Description of the task: Print all entries word for word.

Record set:
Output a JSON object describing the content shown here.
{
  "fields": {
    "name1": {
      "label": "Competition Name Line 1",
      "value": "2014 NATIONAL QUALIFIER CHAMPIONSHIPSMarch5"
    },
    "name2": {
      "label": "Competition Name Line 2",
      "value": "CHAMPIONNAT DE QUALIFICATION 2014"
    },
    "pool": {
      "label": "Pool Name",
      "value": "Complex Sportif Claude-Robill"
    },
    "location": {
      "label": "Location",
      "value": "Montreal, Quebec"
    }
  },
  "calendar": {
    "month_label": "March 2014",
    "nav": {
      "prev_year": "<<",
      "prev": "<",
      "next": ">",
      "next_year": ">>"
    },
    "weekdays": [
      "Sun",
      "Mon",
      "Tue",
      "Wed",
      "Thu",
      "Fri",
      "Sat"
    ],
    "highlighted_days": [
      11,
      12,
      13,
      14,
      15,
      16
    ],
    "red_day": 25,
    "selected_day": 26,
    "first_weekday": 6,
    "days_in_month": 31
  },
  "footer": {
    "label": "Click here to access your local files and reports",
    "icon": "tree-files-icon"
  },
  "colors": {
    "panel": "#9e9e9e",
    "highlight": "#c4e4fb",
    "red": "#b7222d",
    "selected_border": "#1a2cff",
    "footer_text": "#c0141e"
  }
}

Answer to the task:
Output a JSON object describing the content shown here.
{
  "fields": {
    "name1": {
      "label": "Competition Name Line 1",
      "value": "2014 NATIONAL QUALIFIER CHAMPIONSHIPSMarch5"
    },
    "name2": {
      "label": "Competition Name Line 2",
      "value": "CHAMPIONNAT DE QUALIFICATION 2014"
    },
    "pool": {
      "label": "Pool Name",
      "value": "Complex Sportif Claude-Robill"
    },
    "location": {
      "label": "Location",
      "value": "Montreal, Quebec"
    }
  },
  "calendar": {
    "month_label": "March 2014",
    "nav": {
      "prev_year": "<<",
      "prev": "<",
      "next": ">",
      "next_year": ">>"
    },
    "weekdays": [
      "Sun",
      "Mon",
      "Tue",
      "Wed",
      "Thu",
      "Fri",
      "Sat"
    ],
    "highlighted_days": [
      11,
      12,
      13,
      14,
      15,
      16
    ],
    "red_day": 25,
    "selected_day": 26,
    "first_weekday": 6,
    "days_in_month": 31
  },
  "footer": {
    "label": "Click here to access your local files and reports",
    "icon": "tree-files-icon"
  },
  "colors": {
    "panel": "#9e9e9e",
    "highlight": "#c4e4fb",
    "red": "#b7222d",
    "selected_border": "#1a2cff",
    "footer_text": "#c0141e"
  }
}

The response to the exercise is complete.